- [Data in this exercise]

** start **

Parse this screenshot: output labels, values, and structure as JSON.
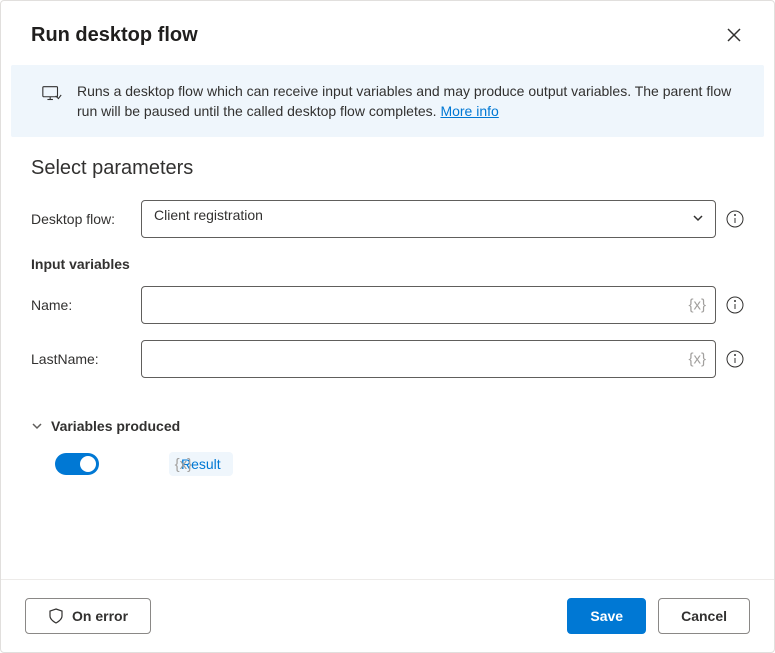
{
  "dialog": {
    "title": "Run desktop flow",
    "description": "Runs a desktop flow which can receive input variables and may produce output variables. The parent flow run will be paused until the called desktop flow completes.",
    "moreInfoLabel": "More info"
  },
  "parameters": {
    "heading": "Select parameters",
    "desktopFlowLabel": "Desktop flow:",
    "desktopFlowValue": "Client registration",
    "inputVariablesHeading": "Input variables",
    "inputs": {
      "nameLabel": "Name:",
      "nameValue": "",
      "lastNameLabel": "LastName:",
      "lastNameValue": ""
    }
  },
  "variablesProduced": {
    "heading": "Variables produced",
    "toggleOn": true,
    "resultLabel": "Result"
  },
  "footer": {
    "onErrorLabel": "On error",
    "saveLabel": "Save",
    "cancelLabel": "Cancel"
  }
}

** end **

- [Exercise description]
Set down the records in full and exactly. Do not carry over any image.

- [Full solution]
Parse this screenshot: output labels, values, and structure as JSON.
{
  "dialog": {
    "title": "Run desktop flow",
    "description": "Runs a desktop flow which can receive input variables and may produce output variables. The parent flow run will be paused until the called desktop flow completes.",
    "moreInfoLabel": "More info"
  },
  "parameters": {
    "heading": "Select parameters",
    "desktopFlowLabel": "Desktop flow:",
    "desktopFlowValue": "Client registration",
    "inputVariablesHeading": "Input variables",
    "inputs": {
      "nameLabel": "Name:",
      "nameValue": "",
      "lastNameLabel": "LastName:",
      "lastNameValue": ""
    }
  },
  "variablesProduced": {
    "heading": "Variables produced",
    "toggleOn": true,
    "resultLabel": "Result"
  },
  "footer": {
    "onErrorLabel": "On error",
    "saveLabel": "Save",
    "cancelLabel": "Cancel"
  }
}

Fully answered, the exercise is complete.